Data records
☆ ☆ ☆ ☆ ☆

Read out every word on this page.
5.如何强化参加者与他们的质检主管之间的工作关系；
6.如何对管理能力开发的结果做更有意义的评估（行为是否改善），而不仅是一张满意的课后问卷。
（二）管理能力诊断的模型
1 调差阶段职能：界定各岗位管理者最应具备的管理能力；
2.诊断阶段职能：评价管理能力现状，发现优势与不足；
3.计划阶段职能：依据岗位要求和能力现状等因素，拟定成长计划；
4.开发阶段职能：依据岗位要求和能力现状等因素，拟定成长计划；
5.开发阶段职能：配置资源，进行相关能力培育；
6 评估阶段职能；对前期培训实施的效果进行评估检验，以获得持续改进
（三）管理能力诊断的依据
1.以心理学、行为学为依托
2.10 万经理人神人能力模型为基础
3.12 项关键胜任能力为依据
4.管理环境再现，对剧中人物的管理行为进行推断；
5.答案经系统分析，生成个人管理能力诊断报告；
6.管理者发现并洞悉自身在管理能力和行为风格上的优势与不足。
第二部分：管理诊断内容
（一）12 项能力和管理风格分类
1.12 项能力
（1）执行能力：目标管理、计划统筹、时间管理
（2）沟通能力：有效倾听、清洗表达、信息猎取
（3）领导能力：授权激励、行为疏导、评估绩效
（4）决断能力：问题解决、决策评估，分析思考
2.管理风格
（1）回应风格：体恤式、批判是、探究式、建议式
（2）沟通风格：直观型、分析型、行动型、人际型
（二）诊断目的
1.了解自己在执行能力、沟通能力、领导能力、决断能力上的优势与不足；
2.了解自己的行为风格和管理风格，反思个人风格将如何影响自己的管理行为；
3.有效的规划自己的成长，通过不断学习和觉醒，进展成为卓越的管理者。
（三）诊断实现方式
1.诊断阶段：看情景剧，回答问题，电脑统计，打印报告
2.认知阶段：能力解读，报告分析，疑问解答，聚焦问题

☆ ☆ ☆ ☆ ☆

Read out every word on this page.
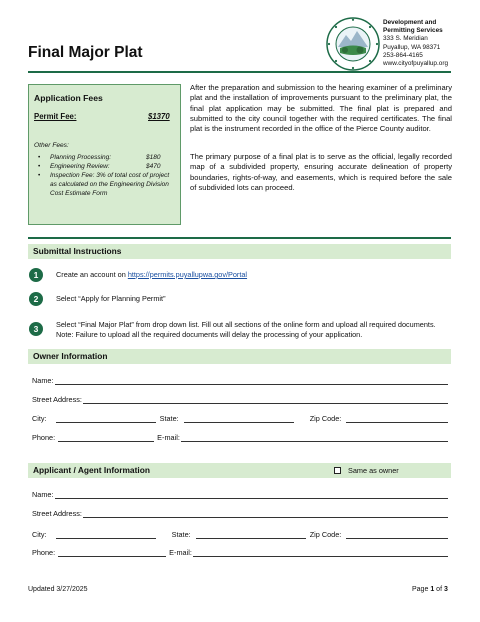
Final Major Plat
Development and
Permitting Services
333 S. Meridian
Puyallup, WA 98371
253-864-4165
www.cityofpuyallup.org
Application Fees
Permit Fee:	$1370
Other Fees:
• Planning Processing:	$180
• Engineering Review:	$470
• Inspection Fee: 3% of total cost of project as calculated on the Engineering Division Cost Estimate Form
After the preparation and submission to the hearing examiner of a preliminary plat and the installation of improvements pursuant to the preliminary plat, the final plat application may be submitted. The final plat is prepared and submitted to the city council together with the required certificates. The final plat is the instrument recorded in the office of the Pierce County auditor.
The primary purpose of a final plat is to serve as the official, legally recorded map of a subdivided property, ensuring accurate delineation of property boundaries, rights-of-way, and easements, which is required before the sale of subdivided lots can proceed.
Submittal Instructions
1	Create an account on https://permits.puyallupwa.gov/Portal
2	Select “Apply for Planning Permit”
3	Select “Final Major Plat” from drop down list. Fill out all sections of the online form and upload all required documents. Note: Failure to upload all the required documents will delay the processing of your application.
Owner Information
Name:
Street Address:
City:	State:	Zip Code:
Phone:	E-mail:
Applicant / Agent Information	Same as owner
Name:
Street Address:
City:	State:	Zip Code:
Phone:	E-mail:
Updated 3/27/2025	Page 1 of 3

☆ ☆ ☆ ☆ ☆

SET PROBLEM =
Tally up the lines holding the word "沟通能力" in the data above, and answer with that figure only.

EXPECTED ANSWER =
2